------ Material to process ------
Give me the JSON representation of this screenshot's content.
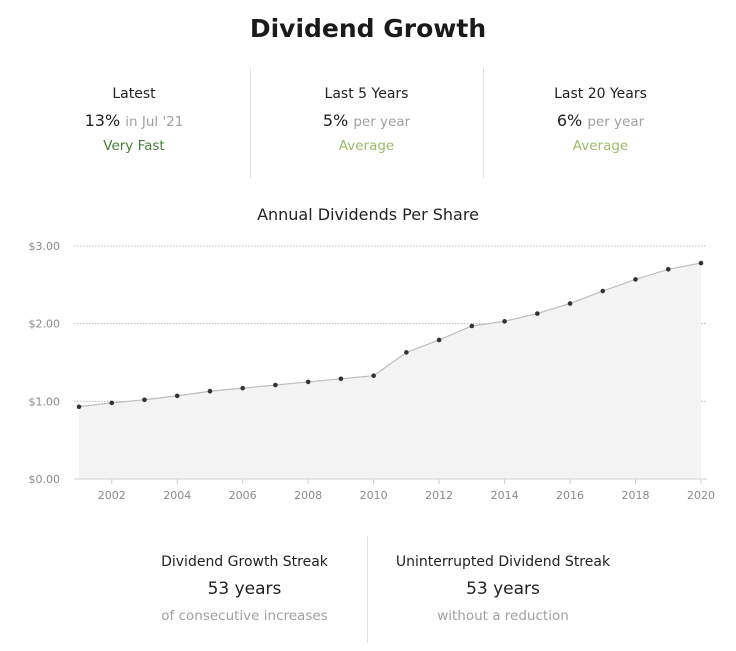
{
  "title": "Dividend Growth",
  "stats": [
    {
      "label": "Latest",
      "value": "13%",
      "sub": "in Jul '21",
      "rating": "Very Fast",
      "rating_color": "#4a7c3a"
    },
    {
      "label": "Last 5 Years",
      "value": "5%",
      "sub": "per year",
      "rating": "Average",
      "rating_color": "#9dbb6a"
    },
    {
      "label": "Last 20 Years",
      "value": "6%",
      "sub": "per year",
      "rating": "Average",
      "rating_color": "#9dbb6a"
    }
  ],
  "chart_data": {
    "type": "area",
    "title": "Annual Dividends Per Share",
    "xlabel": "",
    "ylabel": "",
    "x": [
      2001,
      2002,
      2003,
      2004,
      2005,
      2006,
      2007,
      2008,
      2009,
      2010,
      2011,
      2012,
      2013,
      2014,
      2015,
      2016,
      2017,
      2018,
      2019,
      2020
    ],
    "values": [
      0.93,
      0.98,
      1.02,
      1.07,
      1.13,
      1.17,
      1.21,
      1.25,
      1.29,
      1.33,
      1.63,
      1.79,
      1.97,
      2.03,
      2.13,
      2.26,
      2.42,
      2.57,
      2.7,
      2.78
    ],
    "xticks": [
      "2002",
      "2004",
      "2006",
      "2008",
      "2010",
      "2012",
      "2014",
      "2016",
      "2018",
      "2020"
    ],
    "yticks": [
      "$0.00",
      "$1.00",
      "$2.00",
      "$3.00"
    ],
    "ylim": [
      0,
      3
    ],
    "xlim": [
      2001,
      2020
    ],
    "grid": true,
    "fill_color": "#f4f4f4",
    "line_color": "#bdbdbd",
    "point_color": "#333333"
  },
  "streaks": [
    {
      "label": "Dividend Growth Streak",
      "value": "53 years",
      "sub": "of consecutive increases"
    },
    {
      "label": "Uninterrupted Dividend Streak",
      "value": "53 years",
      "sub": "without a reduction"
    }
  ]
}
------
Task details: The listing above must be printed again exactly, minus its pictures.

Reply:
Give me the JSON representation of this screenshot's content.
{
  "title": "Dividend Growth",
  "stats": [
    {
      "label": "Latest",
      "value": "13%",
      "sub": "in Jul '21",
      "rating": "Very Fast",
      "rating_color": "#4a7c3a"
    },
    {
      "label": "Last 5 Years",
      "value": "5%",
      "sub": "per year",
      "rating": "Average",
      "rating_color": "#9dbb6a"
    },
    {
      "label": "Last 20 Years",
      "value": "6%",
      "sub": "per year",
      "rating": "Average",
      "rating_color": "#9dbb6a"
    }
  ],
  "chart_data": {
    "type": "area",
    "title": "Annual Dividends Per Share",
    "xlabel": "",
    "ylabel": "",
    "x": [
      2001,
      2002,
      2003,
      2004,
      2005,
      2006,
      2007,
      2008,
      2009,
      2010,
      2011,
      2012,
      2013,
      2014,
      2015,
      2016,
      2017,
      2018,
      2019,
      2020
    ],
    "values": [
      0.93,
      0.98,
      1.02,
      1.07,
      1.13,
      1.17,
      1.21,
      1.25,
      1.29,
      1.33,
      1.63,
      1.79,
      1.97,
      2.03,
      2.13,
      2.26,
      2.42,
      2.57,
      2.7,
      2.78
    ],
    "xticks": [
      "2002",
      "2004",
      "2006",
      "2008",
      "2010",
      "2012",
      "2014",
      "2016",
      "2018",
      "2020"
    ],
    "yticks": [
      "$0.00",
      "$1.00",
      "$2.00",
      "$3.00"
    ],
    "ylim": [
      0,
      3
    ],
    "xlim": [
      2001,
      2020
    ],
    "grid": true,
    "fill_color": "#f4f4f4",
    "line_color": "#bdbdbd",
    "point_color": "#333333"
  },
  "streaks": [
    {
      "label": "Dividend Growth Streak",
      "value": "53 years",
      "sub": "of consecutive increases"
    },
    {
      "label": "Uninterrupted Dividend Streak",
      "value": "53 years",
      "sub": "without a reduction"
    }
  ]
}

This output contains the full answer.